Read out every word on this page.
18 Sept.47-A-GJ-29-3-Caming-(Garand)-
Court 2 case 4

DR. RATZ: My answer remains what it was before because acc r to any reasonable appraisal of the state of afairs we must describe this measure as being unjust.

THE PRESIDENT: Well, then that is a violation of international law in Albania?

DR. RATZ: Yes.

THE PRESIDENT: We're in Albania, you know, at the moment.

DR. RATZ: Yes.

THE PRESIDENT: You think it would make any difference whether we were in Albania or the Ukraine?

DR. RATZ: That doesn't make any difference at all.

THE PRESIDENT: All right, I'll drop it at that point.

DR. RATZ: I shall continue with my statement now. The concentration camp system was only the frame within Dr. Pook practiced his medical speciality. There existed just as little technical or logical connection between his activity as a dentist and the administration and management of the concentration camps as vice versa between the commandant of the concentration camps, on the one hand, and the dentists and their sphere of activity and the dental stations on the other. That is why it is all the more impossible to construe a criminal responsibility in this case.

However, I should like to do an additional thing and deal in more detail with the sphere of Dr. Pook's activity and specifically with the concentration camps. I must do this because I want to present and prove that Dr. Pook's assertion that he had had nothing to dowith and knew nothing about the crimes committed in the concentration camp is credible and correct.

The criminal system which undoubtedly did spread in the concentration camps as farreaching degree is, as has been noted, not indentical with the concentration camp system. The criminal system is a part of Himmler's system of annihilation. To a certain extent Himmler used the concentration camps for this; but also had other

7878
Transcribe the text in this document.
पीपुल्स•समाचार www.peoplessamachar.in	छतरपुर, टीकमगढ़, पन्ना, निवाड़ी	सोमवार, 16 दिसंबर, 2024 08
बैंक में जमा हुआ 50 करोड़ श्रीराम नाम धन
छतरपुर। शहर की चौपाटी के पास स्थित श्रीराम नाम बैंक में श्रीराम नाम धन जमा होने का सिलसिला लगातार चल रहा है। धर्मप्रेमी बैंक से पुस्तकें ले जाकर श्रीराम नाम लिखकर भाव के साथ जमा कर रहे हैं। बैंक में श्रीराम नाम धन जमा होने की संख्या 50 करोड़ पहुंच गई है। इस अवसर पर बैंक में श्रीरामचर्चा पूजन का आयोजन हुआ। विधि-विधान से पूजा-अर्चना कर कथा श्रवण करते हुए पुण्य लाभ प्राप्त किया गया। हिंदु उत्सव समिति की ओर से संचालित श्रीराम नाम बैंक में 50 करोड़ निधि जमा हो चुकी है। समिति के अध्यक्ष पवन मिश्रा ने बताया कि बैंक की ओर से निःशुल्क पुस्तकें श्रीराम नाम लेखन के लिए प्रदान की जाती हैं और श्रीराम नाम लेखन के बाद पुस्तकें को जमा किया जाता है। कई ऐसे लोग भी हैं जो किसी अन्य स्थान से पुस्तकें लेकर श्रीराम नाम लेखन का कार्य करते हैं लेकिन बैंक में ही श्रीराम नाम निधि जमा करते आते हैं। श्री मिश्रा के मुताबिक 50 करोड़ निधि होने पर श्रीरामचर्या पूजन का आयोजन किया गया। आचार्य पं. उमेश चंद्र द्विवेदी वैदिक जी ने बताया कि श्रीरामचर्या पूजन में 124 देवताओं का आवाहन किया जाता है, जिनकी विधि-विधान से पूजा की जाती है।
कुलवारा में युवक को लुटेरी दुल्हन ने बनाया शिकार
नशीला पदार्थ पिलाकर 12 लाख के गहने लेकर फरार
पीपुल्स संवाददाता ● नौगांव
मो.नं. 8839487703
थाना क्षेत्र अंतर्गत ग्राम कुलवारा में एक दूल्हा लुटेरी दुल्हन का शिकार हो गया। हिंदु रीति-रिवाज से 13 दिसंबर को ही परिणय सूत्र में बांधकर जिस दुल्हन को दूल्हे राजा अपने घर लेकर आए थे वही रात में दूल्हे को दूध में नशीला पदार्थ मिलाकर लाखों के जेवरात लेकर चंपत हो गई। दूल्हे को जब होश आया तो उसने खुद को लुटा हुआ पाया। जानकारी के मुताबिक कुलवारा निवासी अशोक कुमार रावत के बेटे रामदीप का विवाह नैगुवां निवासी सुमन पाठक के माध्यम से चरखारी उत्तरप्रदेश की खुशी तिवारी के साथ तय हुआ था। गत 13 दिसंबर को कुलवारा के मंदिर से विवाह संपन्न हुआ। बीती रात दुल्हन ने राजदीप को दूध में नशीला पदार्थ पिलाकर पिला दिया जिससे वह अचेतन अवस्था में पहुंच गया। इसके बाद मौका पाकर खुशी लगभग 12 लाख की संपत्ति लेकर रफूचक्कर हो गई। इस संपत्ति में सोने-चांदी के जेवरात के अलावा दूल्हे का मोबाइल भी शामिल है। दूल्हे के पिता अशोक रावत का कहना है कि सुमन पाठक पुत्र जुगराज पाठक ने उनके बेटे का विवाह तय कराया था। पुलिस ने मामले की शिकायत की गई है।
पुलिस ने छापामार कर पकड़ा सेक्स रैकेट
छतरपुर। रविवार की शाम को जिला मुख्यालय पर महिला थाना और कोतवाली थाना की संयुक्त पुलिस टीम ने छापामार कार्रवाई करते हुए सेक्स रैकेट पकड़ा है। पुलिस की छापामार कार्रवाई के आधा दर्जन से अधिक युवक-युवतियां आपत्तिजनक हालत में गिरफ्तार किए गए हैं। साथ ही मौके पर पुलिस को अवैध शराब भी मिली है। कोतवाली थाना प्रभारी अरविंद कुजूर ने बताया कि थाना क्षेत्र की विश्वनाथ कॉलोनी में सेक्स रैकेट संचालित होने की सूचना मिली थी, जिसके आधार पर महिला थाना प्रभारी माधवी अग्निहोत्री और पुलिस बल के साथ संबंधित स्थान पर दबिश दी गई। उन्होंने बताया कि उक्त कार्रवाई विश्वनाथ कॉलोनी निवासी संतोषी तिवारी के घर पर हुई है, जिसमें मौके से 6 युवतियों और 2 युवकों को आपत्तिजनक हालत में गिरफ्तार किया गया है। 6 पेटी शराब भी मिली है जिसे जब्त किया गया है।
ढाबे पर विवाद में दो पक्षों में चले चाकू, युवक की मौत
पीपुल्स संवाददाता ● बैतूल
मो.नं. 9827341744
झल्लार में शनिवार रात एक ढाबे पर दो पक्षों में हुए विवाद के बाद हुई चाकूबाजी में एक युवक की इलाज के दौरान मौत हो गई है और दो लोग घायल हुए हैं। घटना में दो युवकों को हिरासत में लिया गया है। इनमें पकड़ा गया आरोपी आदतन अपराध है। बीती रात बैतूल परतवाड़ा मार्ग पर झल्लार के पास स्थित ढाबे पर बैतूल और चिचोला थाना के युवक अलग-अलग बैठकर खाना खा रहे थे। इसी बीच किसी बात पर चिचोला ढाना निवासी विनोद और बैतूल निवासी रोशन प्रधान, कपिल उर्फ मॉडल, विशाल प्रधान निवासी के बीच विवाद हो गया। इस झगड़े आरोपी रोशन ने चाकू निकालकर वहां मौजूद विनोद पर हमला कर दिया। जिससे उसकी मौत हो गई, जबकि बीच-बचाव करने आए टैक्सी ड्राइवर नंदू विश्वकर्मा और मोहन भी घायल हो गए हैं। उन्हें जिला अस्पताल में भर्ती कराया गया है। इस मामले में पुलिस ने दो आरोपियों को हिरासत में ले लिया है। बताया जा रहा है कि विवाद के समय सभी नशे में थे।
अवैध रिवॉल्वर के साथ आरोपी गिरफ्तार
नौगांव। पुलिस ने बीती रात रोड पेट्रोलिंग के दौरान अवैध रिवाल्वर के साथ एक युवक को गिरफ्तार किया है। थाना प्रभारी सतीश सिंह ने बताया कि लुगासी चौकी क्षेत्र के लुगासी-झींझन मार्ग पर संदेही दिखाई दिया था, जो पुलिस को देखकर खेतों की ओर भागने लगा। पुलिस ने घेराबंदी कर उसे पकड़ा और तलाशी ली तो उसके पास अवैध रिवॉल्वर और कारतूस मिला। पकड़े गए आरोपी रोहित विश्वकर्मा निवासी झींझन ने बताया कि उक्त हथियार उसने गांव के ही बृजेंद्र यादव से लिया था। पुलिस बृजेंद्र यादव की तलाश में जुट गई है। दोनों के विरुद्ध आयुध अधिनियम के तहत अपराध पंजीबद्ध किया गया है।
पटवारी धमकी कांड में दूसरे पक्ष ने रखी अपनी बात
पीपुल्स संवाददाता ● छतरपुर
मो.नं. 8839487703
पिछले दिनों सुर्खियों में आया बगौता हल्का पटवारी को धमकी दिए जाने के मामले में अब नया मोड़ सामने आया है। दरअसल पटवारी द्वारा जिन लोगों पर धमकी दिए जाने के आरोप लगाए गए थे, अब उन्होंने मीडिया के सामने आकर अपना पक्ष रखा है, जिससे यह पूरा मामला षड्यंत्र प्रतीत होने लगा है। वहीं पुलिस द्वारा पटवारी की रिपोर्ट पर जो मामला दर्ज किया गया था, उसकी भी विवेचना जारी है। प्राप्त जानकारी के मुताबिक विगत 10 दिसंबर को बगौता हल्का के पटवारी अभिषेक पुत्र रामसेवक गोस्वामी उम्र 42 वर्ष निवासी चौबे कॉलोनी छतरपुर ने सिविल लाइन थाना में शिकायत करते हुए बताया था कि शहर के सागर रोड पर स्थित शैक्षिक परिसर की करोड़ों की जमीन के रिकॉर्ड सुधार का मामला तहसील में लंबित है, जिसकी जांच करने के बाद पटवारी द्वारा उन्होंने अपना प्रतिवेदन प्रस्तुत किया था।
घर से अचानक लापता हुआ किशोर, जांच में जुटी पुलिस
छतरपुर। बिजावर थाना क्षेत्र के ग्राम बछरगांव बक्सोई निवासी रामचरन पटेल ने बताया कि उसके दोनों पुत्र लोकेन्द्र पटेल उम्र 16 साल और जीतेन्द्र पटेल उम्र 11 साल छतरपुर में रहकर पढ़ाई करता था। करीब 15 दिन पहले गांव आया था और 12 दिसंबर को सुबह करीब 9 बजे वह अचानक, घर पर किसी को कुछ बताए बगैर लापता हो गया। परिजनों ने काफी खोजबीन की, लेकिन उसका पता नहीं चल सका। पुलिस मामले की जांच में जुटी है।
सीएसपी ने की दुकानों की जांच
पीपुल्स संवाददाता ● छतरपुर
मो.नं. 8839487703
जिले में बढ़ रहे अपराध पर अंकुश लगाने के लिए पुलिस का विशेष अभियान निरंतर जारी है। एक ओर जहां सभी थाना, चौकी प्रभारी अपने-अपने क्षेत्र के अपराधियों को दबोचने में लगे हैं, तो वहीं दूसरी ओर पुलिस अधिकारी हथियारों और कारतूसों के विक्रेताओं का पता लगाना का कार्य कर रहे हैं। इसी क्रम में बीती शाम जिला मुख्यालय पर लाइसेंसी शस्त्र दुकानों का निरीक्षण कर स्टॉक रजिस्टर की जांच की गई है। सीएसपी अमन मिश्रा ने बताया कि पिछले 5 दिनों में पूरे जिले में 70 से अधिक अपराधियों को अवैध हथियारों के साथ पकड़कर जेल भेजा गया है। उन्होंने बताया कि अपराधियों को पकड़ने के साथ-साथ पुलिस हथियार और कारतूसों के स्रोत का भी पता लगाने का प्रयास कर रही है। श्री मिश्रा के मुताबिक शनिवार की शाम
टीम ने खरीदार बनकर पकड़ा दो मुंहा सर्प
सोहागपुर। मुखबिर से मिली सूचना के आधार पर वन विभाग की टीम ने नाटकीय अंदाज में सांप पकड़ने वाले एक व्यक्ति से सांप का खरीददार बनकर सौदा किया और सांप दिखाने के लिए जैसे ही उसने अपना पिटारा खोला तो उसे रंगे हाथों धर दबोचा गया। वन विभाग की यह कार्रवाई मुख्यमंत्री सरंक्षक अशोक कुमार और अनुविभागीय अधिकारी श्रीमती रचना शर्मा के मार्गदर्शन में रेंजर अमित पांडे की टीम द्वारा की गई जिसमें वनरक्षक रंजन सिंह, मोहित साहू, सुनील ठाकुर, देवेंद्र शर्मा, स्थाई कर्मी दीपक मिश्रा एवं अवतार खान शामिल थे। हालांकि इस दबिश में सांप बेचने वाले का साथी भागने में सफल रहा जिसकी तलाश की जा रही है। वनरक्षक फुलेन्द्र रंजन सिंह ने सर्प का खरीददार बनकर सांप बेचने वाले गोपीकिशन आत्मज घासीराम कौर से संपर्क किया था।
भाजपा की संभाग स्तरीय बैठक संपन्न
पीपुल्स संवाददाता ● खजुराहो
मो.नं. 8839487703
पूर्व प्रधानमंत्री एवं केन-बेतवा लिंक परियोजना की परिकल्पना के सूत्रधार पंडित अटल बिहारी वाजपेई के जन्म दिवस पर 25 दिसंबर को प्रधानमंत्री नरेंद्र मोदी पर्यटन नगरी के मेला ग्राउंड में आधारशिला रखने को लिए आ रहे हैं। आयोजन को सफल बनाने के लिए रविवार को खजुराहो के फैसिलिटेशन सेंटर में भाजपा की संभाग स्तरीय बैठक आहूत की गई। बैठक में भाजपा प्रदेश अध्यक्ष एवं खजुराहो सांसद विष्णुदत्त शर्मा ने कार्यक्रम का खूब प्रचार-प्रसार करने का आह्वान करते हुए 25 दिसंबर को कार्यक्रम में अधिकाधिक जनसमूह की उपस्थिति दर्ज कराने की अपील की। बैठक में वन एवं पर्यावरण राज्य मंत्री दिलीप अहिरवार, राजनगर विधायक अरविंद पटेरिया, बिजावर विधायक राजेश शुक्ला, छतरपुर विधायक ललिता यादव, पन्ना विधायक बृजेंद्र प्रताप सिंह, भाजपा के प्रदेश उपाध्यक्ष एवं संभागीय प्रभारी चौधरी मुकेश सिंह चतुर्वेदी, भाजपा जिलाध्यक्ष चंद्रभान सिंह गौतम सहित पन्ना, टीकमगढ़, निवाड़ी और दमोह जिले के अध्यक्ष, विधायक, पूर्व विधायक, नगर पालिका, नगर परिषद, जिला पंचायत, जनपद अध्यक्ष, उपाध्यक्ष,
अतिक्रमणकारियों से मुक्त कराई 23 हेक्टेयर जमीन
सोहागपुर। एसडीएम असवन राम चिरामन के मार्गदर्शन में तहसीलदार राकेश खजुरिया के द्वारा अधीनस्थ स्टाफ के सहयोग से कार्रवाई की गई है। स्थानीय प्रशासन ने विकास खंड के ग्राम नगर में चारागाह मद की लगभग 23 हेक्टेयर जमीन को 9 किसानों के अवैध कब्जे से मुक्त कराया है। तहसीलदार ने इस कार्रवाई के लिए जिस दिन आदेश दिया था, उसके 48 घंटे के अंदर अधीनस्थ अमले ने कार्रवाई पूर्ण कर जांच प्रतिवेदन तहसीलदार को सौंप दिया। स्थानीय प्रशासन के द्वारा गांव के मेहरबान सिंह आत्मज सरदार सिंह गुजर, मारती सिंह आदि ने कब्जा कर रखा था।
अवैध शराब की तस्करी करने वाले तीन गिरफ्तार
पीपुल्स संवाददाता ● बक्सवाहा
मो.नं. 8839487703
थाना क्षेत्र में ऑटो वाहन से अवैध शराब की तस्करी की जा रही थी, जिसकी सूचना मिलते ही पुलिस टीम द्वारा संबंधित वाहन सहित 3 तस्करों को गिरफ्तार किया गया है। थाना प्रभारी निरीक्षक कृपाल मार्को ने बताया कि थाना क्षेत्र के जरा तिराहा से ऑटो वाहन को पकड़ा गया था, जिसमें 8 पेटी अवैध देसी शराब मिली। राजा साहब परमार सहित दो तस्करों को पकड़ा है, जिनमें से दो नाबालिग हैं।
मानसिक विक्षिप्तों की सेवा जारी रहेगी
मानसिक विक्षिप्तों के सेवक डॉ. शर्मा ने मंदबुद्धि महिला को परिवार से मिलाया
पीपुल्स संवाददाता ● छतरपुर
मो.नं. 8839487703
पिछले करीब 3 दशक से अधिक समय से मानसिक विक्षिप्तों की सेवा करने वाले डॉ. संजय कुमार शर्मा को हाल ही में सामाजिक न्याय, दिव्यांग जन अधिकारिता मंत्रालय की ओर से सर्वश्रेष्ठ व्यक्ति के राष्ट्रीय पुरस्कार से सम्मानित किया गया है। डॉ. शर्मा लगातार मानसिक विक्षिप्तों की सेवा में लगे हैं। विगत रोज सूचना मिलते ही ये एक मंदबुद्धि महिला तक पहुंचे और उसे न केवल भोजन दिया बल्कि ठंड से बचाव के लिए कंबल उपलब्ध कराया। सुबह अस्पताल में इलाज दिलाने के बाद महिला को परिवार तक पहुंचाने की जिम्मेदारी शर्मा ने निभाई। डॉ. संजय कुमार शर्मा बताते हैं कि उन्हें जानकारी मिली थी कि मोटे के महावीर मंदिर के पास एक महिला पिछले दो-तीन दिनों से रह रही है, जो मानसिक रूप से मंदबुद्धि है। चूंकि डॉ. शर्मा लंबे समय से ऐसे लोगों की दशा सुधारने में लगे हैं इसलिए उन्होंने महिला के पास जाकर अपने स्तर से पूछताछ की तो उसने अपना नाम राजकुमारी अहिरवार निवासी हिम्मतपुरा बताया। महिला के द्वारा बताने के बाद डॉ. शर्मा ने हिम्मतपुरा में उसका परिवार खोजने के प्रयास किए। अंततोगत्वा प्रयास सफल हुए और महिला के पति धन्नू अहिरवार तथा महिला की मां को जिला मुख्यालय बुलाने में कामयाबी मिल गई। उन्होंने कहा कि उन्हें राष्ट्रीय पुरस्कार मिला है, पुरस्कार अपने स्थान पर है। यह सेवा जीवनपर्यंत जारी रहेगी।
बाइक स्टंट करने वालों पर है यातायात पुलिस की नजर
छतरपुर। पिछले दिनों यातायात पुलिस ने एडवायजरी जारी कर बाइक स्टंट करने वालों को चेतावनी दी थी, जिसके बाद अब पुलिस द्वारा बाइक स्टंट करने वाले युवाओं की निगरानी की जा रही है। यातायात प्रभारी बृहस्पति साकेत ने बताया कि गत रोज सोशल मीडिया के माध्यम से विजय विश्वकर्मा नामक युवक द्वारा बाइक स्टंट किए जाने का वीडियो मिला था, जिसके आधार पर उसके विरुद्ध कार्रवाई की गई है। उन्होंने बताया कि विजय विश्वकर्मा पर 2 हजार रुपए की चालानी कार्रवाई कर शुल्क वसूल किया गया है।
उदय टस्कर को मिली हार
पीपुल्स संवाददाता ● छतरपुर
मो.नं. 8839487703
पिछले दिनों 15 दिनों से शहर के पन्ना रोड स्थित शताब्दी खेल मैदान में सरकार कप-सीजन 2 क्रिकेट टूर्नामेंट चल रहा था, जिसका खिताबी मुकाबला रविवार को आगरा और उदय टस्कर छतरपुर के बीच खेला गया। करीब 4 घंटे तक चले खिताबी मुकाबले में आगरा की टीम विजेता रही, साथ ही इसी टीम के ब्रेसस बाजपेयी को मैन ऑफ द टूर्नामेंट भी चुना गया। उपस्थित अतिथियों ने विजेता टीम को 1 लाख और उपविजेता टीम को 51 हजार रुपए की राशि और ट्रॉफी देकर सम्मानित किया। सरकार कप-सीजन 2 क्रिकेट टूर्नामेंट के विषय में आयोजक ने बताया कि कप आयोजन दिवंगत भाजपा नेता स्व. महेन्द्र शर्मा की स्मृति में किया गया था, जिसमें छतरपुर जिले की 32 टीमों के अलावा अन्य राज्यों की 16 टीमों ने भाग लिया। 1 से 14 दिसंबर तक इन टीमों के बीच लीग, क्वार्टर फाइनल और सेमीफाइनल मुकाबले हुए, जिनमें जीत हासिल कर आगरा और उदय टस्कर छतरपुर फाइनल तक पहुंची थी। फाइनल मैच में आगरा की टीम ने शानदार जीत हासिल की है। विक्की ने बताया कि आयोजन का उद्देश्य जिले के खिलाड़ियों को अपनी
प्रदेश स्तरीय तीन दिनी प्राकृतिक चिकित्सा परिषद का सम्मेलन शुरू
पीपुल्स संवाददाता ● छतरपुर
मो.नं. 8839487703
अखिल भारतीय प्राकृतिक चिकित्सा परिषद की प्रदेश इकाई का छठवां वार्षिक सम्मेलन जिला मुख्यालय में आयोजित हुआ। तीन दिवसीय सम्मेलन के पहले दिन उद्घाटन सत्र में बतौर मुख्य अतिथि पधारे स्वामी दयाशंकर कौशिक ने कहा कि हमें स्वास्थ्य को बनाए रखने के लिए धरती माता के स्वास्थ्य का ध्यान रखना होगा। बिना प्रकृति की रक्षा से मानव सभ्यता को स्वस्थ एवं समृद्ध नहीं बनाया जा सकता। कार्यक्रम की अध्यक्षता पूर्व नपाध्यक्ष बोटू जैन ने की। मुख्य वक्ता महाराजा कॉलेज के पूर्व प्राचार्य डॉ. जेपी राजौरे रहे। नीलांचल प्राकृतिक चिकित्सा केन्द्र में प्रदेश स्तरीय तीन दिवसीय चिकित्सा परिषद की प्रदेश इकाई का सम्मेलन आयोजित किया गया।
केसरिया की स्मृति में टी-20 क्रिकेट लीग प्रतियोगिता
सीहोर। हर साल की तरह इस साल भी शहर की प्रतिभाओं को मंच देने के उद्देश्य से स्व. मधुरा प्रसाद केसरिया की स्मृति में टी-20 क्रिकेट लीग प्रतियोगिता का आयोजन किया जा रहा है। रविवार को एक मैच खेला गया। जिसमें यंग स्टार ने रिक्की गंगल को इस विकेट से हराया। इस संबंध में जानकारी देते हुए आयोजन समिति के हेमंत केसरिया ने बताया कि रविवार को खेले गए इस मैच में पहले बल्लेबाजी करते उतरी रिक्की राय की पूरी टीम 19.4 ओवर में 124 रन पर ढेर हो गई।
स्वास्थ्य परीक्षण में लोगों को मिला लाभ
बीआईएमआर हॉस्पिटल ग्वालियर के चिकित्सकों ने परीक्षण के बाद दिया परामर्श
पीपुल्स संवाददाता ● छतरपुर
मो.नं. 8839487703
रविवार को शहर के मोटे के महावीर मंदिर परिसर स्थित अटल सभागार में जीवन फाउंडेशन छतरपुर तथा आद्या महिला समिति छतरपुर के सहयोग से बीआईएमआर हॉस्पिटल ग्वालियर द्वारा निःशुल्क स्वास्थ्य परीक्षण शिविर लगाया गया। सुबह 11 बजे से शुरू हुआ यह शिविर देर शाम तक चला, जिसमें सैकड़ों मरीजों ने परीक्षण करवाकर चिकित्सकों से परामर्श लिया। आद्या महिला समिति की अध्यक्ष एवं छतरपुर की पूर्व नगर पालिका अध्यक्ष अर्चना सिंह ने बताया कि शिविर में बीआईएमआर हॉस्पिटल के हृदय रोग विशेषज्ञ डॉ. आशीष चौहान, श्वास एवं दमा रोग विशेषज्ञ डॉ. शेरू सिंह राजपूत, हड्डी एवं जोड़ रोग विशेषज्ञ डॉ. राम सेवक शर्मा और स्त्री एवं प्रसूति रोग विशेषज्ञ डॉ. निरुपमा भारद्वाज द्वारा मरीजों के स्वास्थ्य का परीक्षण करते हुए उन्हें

- **Aim of the exercise**
Filter the entries and copy out every line with the word "more".

- **Right answer**
DR. RATZ: I shall continue with my statement now. The concentration camp system was only the frame within Dr. Pook practiced his medical speciality. There existed just as little technical or logical connection between his activity as a dentist and the administration and management of the concentration camps as vice versa between the commandant of the concentration camps, on the one hand, and the dentists and their sphere of activity and the dental stations on the other. That is why it is all the more impossible to construe a criminal responsibility in this case.
However, I should like to do an additional thing and deal in more detail with the sphere of Dr. Pook's activity and specifically with the concentration camps. I must do this because I want to present and prove that Dr. Pook's assertion that he had had nothing to dowith and knew nothing about the crimes committed in the concentration camp is credible and correct.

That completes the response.